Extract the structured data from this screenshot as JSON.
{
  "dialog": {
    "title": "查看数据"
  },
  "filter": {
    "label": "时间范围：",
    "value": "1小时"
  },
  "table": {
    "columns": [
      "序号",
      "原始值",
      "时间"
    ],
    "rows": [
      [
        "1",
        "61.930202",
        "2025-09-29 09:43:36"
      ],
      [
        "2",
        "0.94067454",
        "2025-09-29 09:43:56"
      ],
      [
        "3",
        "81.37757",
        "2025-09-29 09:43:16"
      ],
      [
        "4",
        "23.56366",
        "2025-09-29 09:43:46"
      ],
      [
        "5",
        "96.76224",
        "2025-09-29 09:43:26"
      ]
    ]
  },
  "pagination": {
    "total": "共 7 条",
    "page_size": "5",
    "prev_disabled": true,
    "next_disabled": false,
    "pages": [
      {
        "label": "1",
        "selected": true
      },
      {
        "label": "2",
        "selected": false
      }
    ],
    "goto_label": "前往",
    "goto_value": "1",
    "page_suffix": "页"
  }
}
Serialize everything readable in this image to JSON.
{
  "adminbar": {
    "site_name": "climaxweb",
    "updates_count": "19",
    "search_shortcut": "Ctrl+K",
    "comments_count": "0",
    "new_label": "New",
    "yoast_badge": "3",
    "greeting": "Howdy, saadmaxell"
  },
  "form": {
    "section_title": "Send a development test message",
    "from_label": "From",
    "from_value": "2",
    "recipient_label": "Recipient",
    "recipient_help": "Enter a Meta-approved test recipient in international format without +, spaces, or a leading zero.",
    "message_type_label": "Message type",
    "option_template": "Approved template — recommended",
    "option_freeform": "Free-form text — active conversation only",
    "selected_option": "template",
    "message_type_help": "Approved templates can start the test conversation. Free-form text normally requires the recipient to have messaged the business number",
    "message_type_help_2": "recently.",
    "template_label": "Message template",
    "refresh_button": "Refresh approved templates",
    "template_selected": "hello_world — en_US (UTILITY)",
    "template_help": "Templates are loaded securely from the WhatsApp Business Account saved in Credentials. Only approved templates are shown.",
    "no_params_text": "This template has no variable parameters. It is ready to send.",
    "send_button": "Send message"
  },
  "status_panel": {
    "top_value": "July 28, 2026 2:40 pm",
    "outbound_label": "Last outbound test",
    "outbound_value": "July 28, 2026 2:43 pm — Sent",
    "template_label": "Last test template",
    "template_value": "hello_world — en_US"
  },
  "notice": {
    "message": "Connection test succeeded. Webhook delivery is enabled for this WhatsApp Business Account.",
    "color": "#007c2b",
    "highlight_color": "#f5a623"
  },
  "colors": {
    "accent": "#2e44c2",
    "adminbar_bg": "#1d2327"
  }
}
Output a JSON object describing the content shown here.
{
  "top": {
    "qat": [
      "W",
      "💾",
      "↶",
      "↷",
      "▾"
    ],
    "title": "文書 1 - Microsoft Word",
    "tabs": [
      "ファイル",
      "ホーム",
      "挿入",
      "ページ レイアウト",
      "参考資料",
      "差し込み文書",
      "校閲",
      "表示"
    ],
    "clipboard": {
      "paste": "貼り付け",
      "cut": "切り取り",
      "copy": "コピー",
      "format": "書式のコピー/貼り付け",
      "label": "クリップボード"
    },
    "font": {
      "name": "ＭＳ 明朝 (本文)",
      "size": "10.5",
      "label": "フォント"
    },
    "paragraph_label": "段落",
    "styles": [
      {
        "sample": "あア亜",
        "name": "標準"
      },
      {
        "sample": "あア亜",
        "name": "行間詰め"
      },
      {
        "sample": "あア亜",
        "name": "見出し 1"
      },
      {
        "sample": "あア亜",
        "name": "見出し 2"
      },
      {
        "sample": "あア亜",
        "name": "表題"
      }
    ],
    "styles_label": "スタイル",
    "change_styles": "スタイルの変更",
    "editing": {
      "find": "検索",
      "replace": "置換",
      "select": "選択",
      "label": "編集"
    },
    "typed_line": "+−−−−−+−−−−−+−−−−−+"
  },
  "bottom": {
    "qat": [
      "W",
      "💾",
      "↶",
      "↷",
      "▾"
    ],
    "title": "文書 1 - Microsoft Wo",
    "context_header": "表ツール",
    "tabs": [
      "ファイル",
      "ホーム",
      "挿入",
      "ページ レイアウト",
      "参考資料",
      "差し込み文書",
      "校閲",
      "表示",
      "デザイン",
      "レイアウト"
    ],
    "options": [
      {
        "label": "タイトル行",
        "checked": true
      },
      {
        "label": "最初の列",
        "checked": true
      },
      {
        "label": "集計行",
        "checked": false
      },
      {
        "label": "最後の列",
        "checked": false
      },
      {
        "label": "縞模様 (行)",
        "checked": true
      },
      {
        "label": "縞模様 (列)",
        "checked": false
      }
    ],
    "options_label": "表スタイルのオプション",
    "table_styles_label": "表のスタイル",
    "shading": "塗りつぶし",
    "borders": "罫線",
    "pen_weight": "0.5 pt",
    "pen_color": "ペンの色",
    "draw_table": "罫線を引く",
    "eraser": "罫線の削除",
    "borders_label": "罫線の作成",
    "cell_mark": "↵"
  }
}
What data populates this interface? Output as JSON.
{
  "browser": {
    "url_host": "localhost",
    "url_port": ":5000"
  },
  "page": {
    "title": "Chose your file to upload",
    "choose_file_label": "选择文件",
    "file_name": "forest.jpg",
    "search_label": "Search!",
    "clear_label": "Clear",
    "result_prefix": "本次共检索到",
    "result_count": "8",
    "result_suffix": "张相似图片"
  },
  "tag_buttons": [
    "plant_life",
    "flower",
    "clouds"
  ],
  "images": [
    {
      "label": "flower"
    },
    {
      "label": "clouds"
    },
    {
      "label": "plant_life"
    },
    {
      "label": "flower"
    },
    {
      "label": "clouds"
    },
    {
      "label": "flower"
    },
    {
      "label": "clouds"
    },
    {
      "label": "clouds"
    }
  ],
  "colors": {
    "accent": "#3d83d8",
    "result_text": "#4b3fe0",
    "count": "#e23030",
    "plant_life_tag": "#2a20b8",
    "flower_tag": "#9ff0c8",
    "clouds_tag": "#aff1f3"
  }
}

> **Problem requirements**
Go through the listing and copy all of it exactly.

> **Complete response**
Extract the structured data from this screenshot as JSON.
{
  "dialog": {
    "title": "查看数据"
  },
  "filter": {
    "label": "时间范围：",
    "value": "1小时"
  },
  "table": {
    "columns": [
      "序号",
      "原始值",
      "时间"
    ],
    "rows": [
      [
        "1",
        "61.930202",
        "2025-09-29 09:43:36"
      ],
      [
        "2",
        "0.94067454",
        "2025-09-29 09:43:56"
      ],
      [
        "3",
        "81.37757",
        "2025-09-29 09:43:16"
      ],
      [
        "4",
        "23.56366",
        "2025-09-29 09:43:46"
      ],
      [
        "5",
        "96.76224",
        "2025-09-29 09:43:26"
      ]
    ]
  },
  "pagination": {
    "total": "共 7 条",
    "page_size": "5",
    "prev_disabled": true,
    "next_disabled": false,
    "pages": [
      {
        "label": "1",
        "selected": true
      },
      {
        "label": "2",
        "selected": false
      }
    ],
    "goto_label": "前往",
    "goto_value": "1",
    "page_suffix": "页"
  }
}
Serialize everything readable in this image to JSON.
{
  "adminbar": {
    "site_name": "climaxweb",
    "updates_count": "19",
    "search_shortcut": "Ctrl+K",
    "comments_count": "0",
    "new_label": "New",
    "yoast_badge": "3",
    "greeting": "Howdy, saadmaxell"
  },
  "form": {
    "section_title": "Send a development test message",
    "from_label": "From",
    "from_value": "2",
    "recipient_label": "Recipient",
    "recipient_help": "Enter a Meta-approved test recipient in international format without +, spaces, or a leading zero.",
    "message_type_label": "Message type",
    "option_template": "Approved template — recommended",
    "option_freeform": "Free-form text — active conversation only",
    "selected_option": "template",
    "message_type_help": "Approved templates can start the test conversation. Free-form text normally requires the recipient to have messaged the business number",
    "message_type_help_2": "recently.",
    "template_label": "Message template",
    "refresh_button": "Refresh approved templates",
    "template_selected": "hello_world — en_US (UTILITY)",
    "template_help": "Templates are loaded securely from the WhatsApp Business Account saved in Credentials. Only approved templates are shown.",
    "no_params_text": "This template has no variable parameters. It is ready to send.",
    "send_button": "Send message"
  },
  "status_panel": {
    "top_value": "July 28, 2026 2:40 pm",
    "outbound_label": "Last outbound test",
    "outbound_value": "July 28, 2026 2:43 pm — Sent",
    "template_label": "Last test template",
    "template_value": "hello_world — en_US"
  },
  "notice": {
    "message": "Connection test succeeded. Webhook delivery is enabled for this WhatsApp Business Account.",
    "color": "#007c2b",
    "highlight_color": "#f5a623"
  },
  "colors": {
    "accent": "#2e44c2",
    "adminbar_bg": "#1d2327"
  }
}
Output a JSON object describing the content shown here.
{
  "top": {
    "qat": [
      "W",
      "💾",
      "↶",
      "↷",
      "▾"
    ],
    "title": "文書 1 - Microsoft Word",
    "tabs": [
      "ファイル",
      "ホーム",
      "挿入",
      "ページ レイアウト",
      "参考資料",
      "差し込み文書",
      "校閲",
      "表示"
    ],
    "clipboard": {
      "paste": "貼り付け",
      "cut": "切り取り",
      "copy": "コピー",
      "format": "書式のコピー/貼り付け",
      "label": "クリップボード"
    },
    "font": {
      "name": "ＭＳ 明朝 (本文)",
      "size": "10.5",
      "label": "フォント"
    },
    "paragraph_label": "段落",
    "styles": [
      {
        "sample": "あア亜",
        "name": "標準"
      },
      {
        "sample": "あア亜",
        "name": "行間詰め"
      },
      {
        "sample": "あア亜",
        "name": "見出し 1"
      },
      {
        "sample": "あア亜",
        "name": "見出し 2"
      },
      {
        "sample": "あア亜",
        "name": "表題"
      }
    ],
    "styles_label": "スタイル",
    "change_styles": "スタイルの変更",
    "editing": {
      "find": "検索",
      "replace": "置換",
      "select": "選択",
      "label": "編集"
    },
    "typed_line": "+−−−−−+−−−−−+−−−−−+"
  },
  "bottom": {
    "qat": [
      "W",
      "💾",
      "↶",
      "↷",
      "▾"
    ],
    "title": "文書 1 - Microsoft Wo",
    "context_header": "表ツール",
    "tabs": [
      "ファイル",
      "ホーム",
      "挿入",
      "ページ レイアウト",
      "参考資料",
      "差し込み文書",
      "校閲",
      "表示",
      "デザイン",
      "レイアウト"
    ],
    "options": [
      {
        "label": "タイトル行",
        "checked": true
      },
      {
        "label": "最初の列",
        "checked": true
      },
      {
        "label": "集計行",
        "checked": false
      },
      {
        "label": "最後の列",
        "checked": false
      },
      {
        "label": "縞模様 (行)",
        "checked": true
      },
      {
        "label": "縞模様 (列)",
        "checked": false
      }
    ],
    "options_label": "表スタイルのオプション",
    "table_styles_label": "表のスタイル",
    "shading": "塗りつぶし",
    "borders": "罫線",
    "pen_weight": "0.5 pt",
    "pen_color": "ペンの色",
    "draw_table": "罫線を引く",
    "eraser": "罫線の削除",
    "borders_label": "罫線の作成",
    "cell_mark": "↵"
  }
}
What data populates this interface? Output as JSON.
{
  "browser": {
    "url_host": "localhost",
    "url_port": ":5000"
  },
  "page": {
    "title": "Chose your file to upload",
    "choose_file_label": "选择文件",
    "file_name": "forest.jpg",
    "search_label": "Search!",
    "clear_label": "Clear",
    "result_prefix": "本次共检索到",
    "result_count": "8",
    "result_suffix": "张相似图片"
  },
  "tag_buttons": [
    "plant_life",
    "flower",
    "clouds"
  ],
  "images": [
    {
      "label": "flower"
    },
    {
      "label": "clouds"
    },
    {
      "label": "plant_life"
    },
    {
      "label": "flower"
    },
    {
      "label": "clouds"
    },
    {
      "label": "flower"
    },
    {
      "label": "clouds"
    },
    {
      "label": "clouds"
    }
  ],
  "colors": {
    "accent": "#3d83d8",
    "result_text": "#4b3fe0",
    "count": "#e23030",
    "plant_life_tag": "#2a20b8",
    "flower_tag": "#9ff0c8",
    "clouds_tag": "#aff1f3"
  }
}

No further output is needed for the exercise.